--- Provided information ---
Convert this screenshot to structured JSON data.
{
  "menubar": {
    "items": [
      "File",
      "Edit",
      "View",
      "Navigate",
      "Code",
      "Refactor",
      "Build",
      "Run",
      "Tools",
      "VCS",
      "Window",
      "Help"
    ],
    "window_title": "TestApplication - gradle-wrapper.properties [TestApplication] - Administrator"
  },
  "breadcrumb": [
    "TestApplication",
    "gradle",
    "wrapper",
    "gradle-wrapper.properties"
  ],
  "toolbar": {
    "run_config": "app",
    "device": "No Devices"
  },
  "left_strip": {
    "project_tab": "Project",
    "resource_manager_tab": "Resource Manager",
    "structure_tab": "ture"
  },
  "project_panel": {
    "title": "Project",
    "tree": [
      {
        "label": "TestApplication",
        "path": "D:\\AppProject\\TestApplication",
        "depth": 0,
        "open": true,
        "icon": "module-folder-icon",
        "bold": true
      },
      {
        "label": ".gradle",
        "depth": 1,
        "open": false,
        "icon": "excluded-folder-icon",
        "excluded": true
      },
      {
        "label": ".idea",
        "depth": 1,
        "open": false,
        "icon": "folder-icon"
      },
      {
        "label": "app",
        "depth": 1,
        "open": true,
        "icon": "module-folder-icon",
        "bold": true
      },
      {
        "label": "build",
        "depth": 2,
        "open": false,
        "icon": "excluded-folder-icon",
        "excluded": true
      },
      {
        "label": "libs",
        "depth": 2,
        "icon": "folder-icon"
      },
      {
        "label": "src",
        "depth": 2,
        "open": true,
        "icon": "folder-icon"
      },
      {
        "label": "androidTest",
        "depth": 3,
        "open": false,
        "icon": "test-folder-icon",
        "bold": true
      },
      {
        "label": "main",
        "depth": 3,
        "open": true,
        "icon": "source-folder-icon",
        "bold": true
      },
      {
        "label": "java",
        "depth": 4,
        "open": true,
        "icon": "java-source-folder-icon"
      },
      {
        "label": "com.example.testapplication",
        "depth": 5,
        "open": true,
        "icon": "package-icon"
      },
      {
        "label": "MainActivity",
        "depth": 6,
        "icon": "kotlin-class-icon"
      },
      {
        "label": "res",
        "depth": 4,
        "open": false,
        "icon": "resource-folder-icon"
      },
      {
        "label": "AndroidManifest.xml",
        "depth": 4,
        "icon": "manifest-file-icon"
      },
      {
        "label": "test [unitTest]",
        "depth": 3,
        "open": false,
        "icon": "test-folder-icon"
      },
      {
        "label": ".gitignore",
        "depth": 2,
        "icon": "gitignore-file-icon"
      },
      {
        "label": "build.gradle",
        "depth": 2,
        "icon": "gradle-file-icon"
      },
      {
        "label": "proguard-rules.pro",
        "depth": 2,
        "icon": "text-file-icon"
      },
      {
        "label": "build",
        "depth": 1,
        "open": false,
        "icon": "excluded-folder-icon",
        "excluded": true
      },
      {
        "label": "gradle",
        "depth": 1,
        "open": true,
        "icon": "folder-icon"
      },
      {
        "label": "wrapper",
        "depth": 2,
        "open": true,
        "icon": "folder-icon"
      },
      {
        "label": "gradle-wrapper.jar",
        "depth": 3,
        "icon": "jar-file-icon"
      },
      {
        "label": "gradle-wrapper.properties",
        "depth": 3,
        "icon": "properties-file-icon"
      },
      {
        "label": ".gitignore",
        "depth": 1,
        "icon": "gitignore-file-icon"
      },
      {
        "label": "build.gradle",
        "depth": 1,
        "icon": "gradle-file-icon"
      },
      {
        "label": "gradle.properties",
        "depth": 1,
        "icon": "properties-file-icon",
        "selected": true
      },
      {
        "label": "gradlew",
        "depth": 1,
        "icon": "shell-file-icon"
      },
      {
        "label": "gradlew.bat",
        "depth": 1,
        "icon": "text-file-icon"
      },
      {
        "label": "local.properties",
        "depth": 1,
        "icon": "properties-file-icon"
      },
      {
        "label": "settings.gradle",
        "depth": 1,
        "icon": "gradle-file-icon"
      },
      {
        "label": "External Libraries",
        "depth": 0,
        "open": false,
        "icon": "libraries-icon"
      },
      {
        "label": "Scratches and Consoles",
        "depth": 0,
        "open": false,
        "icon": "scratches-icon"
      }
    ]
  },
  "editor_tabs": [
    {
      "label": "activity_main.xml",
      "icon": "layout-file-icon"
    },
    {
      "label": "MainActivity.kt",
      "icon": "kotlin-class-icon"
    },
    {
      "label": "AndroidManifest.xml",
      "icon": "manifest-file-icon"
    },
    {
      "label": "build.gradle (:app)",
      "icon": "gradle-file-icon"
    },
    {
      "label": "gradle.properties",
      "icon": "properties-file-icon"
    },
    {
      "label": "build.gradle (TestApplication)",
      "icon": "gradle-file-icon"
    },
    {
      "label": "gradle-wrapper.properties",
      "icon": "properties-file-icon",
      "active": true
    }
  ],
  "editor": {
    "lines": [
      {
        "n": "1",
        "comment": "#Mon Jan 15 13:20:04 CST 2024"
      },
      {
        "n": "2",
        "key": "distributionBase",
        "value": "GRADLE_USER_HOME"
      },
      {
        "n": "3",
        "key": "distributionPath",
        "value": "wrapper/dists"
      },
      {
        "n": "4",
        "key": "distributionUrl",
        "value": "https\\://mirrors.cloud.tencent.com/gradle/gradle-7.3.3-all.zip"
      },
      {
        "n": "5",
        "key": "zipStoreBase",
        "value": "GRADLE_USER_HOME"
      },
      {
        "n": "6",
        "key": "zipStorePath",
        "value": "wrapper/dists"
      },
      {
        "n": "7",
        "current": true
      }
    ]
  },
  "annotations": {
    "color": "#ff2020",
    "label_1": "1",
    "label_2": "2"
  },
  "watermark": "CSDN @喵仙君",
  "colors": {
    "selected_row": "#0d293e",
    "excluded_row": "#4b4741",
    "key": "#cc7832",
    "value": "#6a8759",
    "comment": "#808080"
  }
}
---
◆ Written exercise ◆
Quote the data in full, keeping each word unchanged.

◆ Answer below ◆
Convert this screenshot to structured JSON data.
{
  "menubar": {
    "items": [
      "File",
      "Edit",
      "View",
      "Navigate",
      "Code",
      "Refactor",
      "Build",
      "Run",
      "Tools",
      "VCS",
      "Window",
      "Help"
    ],
    "window_title": "TestApplication - gradle-wrapper.properties [TestApplication] - Administrator"
  },
  "breadcrumb": [
    "TestApplication",
    "gradle",
    "wrapper",
    "gradle-wrapper.properties"
  ],
  "toolbar": {
    "run_config": "app",
    "device": "No Devices"
  },
  "left_strip": {
    "project_tab": "Project",
    "resource_manager_tab": "Resource Manager",
    "structure_tab": "ture"
  },
  "project_panel": {
    "title": "Project",
    "tree": [
      {
        "label": "TestApplication",
        "path": "D:\\AppProject\\TestApplication",
        "depth": 0,
        "open": true,
        "icon": "module-folder-icon",
        "bold": true
      },
      {
        "label": ".gradle",
        "depth": 1,
        "open": false,
        "icon": "excluded-folder-icon",
        "excluded": true
      },
      {
        "label": ".idea",
        "depth": 1,
        "open": false,
        "icon": "folder-icon"
      },
      {
        "label": "app",
        "depth": 1,
        "open": true,
        "icon": "module-folder-icon",
        "bold": true
      },
      {
        "label": "build",
        "depth": 2,
        "open": false,
        "icon": "excluded-folder-icon",
        "excluded": true
      },
      {
        "label": "libs",
        "depth": 2,
        "icon": "folder-icon"
      },
      {
        "label": "src",
        "depth": 2,
        "open": true,
        "icon": "folder-icon"
      },
      {
        "label": "androidTest",
        "depth": 3,
        "open": false,
        "icon": "test-folder-icon",
        "bold": true
      },
      {
        "label": "main",
        "depth": 3,
        "open": true,
        "icon": "source-folder-icon",
        "bold": true
      },
      {
        "label": "java",
        "depth": 4,
        "open": true,
        "icon": "java-source-folder-icon"
      },
      {
        "label": "com.example.testapplication",
        "depth": 5,
        "open": true,
        "icon": "package-icon"
      },
      {
        "label": "MainActivity",
        "depth": 6,
        "icon": "kotlin-class-icon"
      },
      {
        "label": "res",
        "depth": 4,
        "open": false,
        "icon": "resource-folder-icon"
      },
      {
        "label": "AndroidManifest.xml",
        "depth": 4,
        "icon": "manifest-file-icon"
      },
      {
        "label": "test [unitTest]",
        "depth": 3,
        "open": false,
        "icon": "test-folder-icon"
      },
      {
        "label": ".gitignore",
        "depth": 2,
        "icon": "gitignore-file-icon"
      },
      {
        "label": "build.gradle",
        "depth": 2,
        "icon": "gradle-file-icon"
      },
      {
        "label": "proguard-rules.pro",
        "depth": 2,
        "icon": "text-file-icon"
      },
      {
        "label": "build",
        "depth": 1,
        "open": false,
        "icon": "excluded-folder-icon",
        "excluded": true
      },
      {
        "label": "gradle",
        "depth": 1,
        "open": true,
        "icon": "folder-icon"
      },
      {
        "label": "wrapper",
        "depth": 2,
        "open": true,
        "icon": "folder-icon"
      },
      {
        "label": "gradle-wrapper.jar",
        "depth": 3,
        "icon": "jar-file-icon"
      },
      {
        "label": "gradle-wrapper.properties",
        "depth": 3,
        "icon": "properties-file-icon"
      },
      {
        "label": ".gitignore",
        "depth": 1,
        "icon": "gitignore-file-icon"
      },
      {
        "label": "build.gradle",
        "depth": 1,
        "icon": "gradle-file-icon"
      },
      {
        "label": "gradle.properties",
        "depth": 1,
        "icon": "properties-file-icon",
        "selected": true
      },
      {
        "label": "gradlew",
        "depth": 1,
        "icon": "shell-file-icon"
      },
      {
        "label": "gradlew.bat",
        "depth": 1,
        "icon": "text-file-icon"
      },
      {
        "label": "local.properties",
        "depth": 1,
        "icon": "properties-file-icon"
      },
      {
        "label": "settings.gradle",
        "depth": 1,
        "icon": "gradle-file-icon"
      },
      {
        "label": "External Libraries",
        "depth": 0,
        "open": false,
        "icon": "libraries-icon"
      },
      {
        "label": "Scratches and Consoles",
        "depth": 0,
        "open": false,
        "icon": "scratches-icon"
      }
    ]
  },
  "editor_tabs": [
    {
      "label": "activity_main.xml",
      "icon": "layout-file-icon"
    },
    {
      "label": "MainActivity.kt",
      "icon": "kotlin-class-icon"
    },
    {
      "label": "AndroidManifest.xml",
      "icon": "manifest-file-icon"
    },
    {
      "label": "build.gradle (:app)",
      "icon": "gradle-file-icon"
    },
    {
      "label": "gradle.properties",
      "icon": "properties-file-icon"
    },
    {
      "label": "build.gradle (TestApplication)",
      "icon": "gradle-file-icon"
    },
    {
      "label": "gradle-wrapper.properties",
      "icon": "properties-file-icon",
      "active": true
    }
  ],
  "editor": {
    "lines": [
      {
        "n": "1",
        "comment": "#Mon Jan 15 13:20:04 CST 2024"
      },
      {
        "n": "2",
        "key": "distributionBase",
        "value": "GRADLE_USER_HOME"
      },
      {
        "n": "3",
        "key": "distributionPath",
        "value": "wrapper/dists"
      },
      {
        "n": "4",
        "key": "distributionUrl",
        "value": "https\\://mirrors.cloud.tencent.com/gradle/gradle-7.3.3-all.zip"
      },
      {
        "n": "5",
        "key": "zipStoreBase",
        "value": "GRADLE_USER_HOME"
      },
      {
        "n": "6",
        "key": "zipStorePath",
        "value": "wrapper/dists"
      },
      {
        "n": "7",
        "current": true
      }
    ]
  },
  "annotations": {
    "color": "#ff2020",
    "label_1": "1",
    "label_2": "2"
  },
  "watermark": "CSDN @喵仙君",
  "colors": {
    "selected_row": "#0d293e",
    "excluded_row": "#4b4741",
    "key": "#cc7832",
    "value": "#6a8759",
    "comment": "#808080"
  }
}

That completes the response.